[Stored data]
• • • • • • •
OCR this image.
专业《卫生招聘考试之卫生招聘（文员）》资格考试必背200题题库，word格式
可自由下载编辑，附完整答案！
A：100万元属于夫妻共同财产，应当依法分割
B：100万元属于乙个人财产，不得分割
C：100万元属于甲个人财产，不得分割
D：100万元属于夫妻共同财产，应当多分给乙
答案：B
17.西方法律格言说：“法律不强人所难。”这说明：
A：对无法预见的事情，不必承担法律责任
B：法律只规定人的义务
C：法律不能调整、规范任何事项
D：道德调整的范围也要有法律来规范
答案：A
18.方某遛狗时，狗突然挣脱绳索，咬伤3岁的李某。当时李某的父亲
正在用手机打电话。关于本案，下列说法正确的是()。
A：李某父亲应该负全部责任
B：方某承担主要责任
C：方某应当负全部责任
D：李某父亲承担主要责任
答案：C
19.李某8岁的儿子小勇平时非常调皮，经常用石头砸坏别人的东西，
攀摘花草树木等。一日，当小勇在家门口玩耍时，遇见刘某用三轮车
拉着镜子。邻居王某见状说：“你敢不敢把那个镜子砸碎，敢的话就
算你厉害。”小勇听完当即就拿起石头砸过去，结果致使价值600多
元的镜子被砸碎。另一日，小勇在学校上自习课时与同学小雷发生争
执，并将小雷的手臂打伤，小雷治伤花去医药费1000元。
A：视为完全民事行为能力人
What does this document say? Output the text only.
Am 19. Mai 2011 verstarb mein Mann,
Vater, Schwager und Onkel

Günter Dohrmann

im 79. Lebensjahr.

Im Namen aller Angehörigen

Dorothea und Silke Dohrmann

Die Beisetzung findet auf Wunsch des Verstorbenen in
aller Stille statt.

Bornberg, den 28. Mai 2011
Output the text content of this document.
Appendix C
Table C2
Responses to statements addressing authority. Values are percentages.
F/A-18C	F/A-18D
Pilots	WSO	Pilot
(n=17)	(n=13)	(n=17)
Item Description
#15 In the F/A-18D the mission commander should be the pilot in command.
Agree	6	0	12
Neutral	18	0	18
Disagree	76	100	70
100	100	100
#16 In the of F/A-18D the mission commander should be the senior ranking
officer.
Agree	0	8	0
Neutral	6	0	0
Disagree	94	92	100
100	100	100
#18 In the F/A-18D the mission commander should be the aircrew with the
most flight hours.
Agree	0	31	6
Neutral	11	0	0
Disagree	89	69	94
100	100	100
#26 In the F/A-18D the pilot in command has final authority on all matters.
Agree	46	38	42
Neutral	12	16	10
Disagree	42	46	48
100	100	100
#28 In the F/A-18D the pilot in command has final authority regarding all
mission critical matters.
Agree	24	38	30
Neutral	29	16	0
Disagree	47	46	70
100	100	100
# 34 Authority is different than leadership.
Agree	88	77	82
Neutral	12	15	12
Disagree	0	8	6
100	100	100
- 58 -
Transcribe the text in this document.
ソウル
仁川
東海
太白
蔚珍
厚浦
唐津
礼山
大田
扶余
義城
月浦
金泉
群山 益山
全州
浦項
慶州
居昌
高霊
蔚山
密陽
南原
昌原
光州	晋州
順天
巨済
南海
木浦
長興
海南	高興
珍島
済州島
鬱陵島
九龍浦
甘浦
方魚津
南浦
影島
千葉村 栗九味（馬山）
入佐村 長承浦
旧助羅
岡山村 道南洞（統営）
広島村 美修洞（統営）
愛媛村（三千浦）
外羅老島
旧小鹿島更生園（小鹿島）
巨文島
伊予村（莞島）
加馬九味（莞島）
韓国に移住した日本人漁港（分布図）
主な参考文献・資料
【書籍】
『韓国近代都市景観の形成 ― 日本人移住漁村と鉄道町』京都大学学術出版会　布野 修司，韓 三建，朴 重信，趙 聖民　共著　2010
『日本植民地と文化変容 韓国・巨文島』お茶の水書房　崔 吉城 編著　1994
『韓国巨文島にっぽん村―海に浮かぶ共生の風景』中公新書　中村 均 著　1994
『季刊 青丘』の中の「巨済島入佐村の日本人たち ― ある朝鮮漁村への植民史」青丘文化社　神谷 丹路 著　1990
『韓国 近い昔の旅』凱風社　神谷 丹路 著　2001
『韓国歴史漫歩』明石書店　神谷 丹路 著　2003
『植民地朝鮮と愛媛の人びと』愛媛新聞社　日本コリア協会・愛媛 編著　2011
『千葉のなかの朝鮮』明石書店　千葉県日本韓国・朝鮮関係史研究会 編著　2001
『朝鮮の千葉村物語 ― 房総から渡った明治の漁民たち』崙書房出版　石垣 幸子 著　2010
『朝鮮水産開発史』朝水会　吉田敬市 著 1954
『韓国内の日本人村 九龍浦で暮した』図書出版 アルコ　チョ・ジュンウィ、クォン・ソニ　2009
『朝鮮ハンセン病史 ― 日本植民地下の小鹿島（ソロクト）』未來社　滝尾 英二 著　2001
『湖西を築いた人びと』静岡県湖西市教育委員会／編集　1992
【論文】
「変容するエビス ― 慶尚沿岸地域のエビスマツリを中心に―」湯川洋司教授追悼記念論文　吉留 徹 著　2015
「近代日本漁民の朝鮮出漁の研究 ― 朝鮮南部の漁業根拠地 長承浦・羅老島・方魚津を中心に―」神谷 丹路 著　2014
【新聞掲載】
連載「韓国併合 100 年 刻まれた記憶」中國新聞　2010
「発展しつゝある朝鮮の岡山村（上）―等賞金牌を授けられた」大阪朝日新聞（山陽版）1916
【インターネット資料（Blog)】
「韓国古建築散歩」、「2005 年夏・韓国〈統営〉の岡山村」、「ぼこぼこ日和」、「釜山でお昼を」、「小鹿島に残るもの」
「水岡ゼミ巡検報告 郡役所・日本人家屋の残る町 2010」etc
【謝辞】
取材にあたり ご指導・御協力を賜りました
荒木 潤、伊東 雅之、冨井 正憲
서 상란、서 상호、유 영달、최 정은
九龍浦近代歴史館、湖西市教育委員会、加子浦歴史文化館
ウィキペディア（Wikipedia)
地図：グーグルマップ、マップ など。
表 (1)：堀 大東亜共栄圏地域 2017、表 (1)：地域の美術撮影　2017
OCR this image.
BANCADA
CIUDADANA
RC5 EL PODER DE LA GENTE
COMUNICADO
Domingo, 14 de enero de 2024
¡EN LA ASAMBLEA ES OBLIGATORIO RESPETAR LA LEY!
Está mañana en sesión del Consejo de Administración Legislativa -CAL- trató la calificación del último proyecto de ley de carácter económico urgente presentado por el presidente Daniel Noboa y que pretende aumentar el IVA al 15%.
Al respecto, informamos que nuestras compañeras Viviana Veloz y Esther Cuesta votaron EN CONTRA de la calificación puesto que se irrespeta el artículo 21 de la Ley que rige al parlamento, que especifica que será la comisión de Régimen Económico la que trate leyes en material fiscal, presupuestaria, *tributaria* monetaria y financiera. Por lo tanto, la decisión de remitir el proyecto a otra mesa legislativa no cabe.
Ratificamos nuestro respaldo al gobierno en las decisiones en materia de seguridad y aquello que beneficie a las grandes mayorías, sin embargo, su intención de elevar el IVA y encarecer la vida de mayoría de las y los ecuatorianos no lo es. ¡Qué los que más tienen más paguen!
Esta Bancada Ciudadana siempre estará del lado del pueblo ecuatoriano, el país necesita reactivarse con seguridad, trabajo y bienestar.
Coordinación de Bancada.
• • • • • • •
WHAT THE EXERCISE ASKS:
Return every line above in which the string "document" occurs.

COMPLETE ANSWER:
What does this document say? Output the text only.
Output the text content of this document.
Transcribe the text in this document.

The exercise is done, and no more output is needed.